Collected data
** start **
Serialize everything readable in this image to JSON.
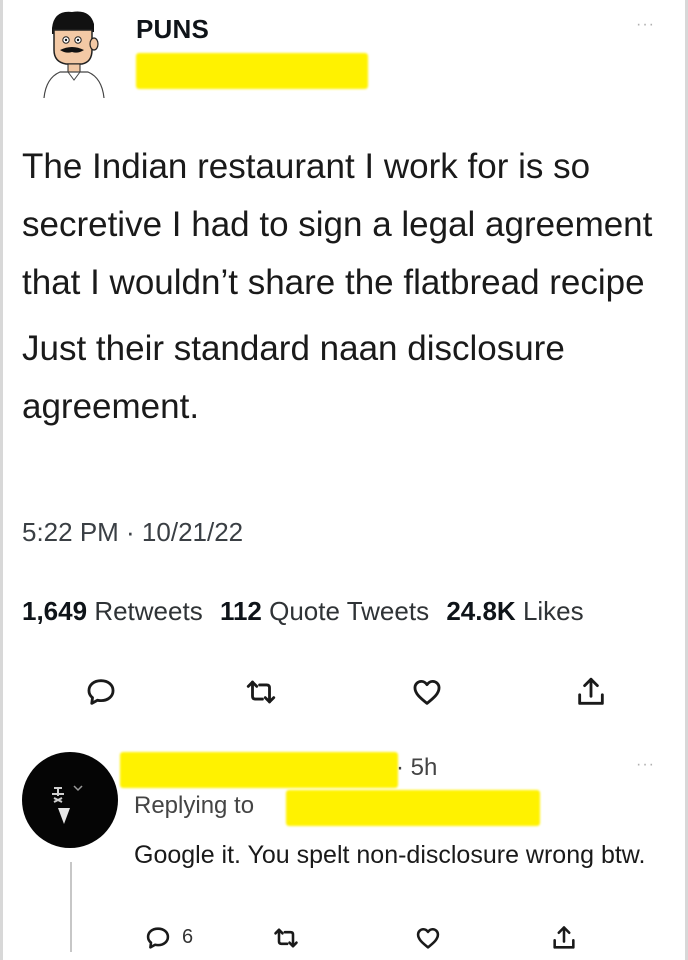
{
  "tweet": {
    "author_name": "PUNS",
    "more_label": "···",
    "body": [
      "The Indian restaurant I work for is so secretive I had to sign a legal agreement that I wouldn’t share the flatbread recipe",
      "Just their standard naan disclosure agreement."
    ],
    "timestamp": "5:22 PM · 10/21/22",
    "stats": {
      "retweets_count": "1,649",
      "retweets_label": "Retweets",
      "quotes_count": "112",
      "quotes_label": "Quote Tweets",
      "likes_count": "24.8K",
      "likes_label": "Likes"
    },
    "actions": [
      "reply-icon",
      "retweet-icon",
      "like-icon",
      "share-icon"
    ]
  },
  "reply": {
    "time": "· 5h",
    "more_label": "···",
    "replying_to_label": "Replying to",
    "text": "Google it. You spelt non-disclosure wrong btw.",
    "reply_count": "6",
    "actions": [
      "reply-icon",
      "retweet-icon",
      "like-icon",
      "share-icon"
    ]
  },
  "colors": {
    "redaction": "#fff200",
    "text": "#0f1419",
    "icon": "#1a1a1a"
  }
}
** end **
What you need to do: The answer must consist solely of the number of lines in the entries that contain the word "text".

Completed exercise: 2